■ TASK STATEMENT ■
Copy each line of the entries that contains the word "Waves".

■ DATA SUPPLIED ■
■ ■ ■ ■

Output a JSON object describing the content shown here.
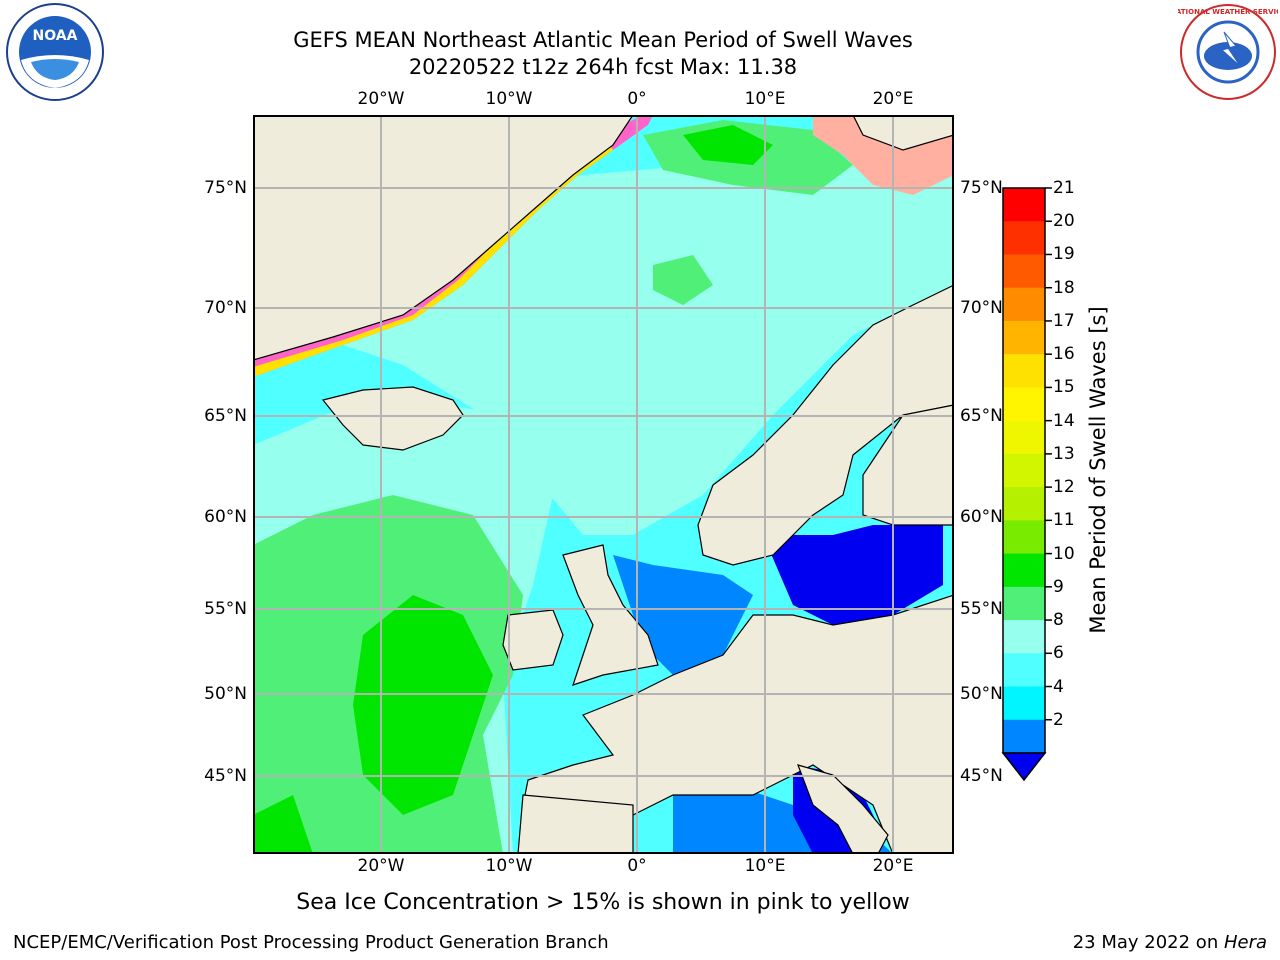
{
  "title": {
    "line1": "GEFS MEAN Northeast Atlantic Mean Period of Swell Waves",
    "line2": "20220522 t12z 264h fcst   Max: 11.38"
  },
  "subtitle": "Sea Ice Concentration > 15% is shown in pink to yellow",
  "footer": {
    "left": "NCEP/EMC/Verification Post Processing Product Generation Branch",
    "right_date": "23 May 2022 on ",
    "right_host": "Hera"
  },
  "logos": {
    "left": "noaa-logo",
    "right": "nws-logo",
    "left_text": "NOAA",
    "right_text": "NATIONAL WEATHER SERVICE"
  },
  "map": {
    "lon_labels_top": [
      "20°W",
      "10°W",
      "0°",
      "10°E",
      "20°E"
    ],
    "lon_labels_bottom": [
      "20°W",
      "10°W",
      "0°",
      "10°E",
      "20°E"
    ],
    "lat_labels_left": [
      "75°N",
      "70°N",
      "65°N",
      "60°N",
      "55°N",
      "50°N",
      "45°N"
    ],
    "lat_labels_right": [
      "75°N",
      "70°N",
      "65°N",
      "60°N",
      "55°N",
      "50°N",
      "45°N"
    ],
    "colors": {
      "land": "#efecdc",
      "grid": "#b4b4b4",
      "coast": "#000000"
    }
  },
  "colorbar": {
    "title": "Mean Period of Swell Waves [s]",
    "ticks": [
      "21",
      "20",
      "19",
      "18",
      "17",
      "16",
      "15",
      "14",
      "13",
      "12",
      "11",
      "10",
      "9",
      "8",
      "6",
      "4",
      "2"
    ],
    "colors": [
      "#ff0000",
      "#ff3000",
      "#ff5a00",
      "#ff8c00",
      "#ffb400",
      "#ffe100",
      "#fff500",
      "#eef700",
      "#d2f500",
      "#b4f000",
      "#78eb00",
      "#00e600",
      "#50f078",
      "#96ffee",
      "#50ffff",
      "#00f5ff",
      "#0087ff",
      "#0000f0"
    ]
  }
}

■ ■ ■ ■

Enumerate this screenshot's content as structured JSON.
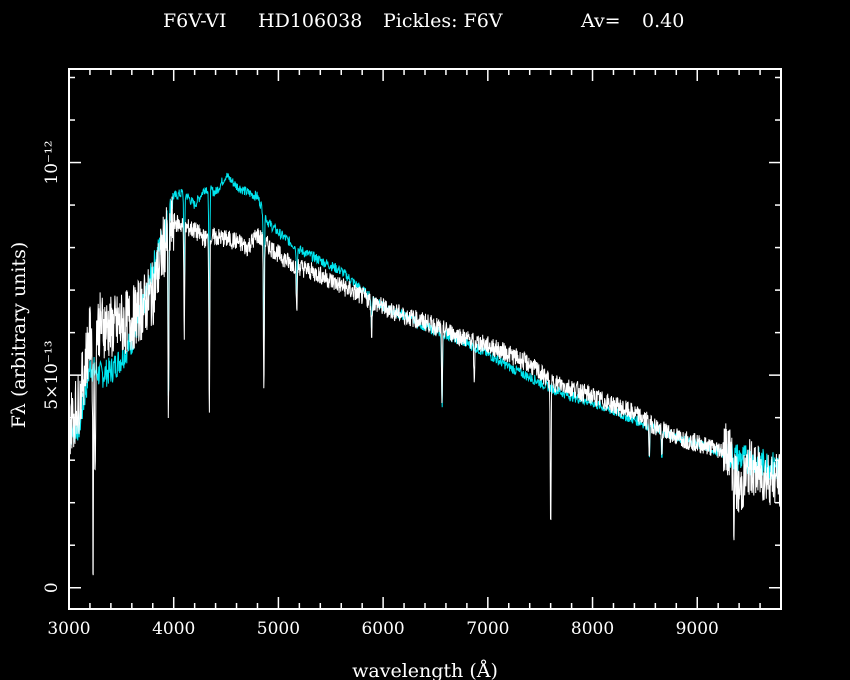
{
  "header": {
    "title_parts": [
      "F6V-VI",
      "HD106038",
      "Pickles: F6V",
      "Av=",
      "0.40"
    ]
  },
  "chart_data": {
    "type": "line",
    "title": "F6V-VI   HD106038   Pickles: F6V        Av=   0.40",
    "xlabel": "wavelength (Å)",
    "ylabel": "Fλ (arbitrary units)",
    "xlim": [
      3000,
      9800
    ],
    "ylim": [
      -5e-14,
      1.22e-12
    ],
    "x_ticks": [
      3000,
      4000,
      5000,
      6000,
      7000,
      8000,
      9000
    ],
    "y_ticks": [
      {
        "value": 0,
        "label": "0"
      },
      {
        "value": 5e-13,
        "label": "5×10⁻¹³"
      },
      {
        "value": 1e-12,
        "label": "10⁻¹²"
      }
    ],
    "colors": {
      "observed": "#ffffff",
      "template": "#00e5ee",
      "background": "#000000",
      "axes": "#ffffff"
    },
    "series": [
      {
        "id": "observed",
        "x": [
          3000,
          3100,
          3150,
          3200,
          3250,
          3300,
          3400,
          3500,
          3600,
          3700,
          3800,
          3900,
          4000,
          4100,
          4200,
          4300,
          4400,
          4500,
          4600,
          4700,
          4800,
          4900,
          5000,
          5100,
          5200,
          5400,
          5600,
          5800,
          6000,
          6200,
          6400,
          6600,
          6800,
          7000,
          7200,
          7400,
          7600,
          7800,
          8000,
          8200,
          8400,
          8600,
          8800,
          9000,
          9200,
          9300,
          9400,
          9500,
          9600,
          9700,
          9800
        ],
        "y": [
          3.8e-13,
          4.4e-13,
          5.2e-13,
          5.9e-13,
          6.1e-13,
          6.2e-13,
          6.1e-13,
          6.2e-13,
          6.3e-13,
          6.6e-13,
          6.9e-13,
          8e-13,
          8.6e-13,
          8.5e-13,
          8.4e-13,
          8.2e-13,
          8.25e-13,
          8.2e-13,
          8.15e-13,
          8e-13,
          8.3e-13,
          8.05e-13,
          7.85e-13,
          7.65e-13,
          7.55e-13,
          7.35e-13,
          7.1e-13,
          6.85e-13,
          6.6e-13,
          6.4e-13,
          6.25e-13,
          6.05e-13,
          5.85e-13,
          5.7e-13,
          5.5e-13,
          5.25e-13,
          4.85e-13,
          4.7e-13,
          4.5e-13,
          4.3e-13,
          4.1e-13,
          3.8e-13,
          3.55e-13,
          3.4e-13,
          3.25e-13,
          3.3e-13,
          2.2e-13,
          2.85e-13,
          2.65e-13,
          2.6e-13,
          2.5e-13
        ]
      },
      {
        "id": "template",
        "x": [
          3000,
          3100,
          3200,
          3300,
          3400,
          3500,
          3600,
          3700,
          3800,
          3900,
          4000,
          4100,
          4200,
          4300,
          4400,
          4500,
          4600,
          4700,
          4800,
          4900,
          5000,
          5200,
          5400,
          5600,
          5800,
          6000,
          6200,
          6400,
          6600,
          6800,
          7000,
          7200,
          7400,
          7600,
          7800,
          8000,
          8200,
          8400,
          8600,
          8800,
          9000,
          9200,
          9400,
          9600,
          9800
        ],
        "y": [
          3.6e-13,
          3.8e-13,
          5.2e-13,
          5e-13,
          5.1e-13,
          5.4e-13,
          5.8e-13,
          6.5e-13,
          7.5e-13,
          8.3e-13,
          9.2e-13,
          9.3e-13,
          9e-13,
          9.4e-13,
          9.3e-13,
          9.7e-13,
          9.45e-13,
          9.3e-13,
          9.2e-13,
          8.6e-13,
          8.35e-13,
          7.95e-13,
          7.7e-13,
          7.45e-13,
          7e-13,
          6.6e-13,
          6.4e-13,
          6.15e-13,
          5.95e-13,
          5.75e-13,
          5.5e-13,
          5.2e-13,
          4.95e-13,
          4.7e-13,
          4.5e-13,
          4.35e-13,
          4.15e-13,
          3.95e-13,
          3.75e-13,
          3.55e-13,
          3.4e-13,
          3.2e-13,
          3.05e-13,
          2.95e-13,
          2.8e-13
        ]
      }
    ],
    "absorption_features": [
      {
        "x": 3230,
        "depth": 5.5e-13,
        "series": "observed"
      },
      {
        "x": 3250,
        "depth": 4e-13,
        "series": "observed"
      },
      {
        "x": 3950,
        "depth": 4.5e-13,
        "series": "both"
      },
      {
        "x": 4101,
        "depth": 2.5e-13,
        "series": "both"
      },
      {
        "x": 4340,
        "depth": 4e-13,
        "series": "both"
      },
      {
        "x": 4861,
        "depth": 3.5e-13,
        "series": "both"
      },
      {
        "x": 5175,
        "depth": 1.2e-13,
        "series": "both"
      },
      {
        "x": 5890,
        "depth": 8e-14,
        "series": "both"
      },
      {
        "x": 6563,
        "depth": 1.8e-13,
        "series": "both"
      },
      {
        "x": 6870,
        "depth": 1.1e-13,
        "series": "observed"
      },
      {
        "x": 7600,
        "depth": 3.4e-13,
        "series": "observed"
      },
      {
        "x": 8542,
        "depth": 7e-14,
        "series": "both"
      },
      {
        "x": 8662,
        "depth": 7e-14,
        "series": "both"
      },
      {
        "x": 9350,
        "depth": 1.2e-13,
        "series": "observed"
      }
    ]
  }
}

■ ■ ■ ■

■ PROBLEM SOLUTION ■
    "line1": "GEFS MEAN Northeast Atlantic Mean Period of Swell Waves",
    "title": "Mean Period of Swell Waves [s]",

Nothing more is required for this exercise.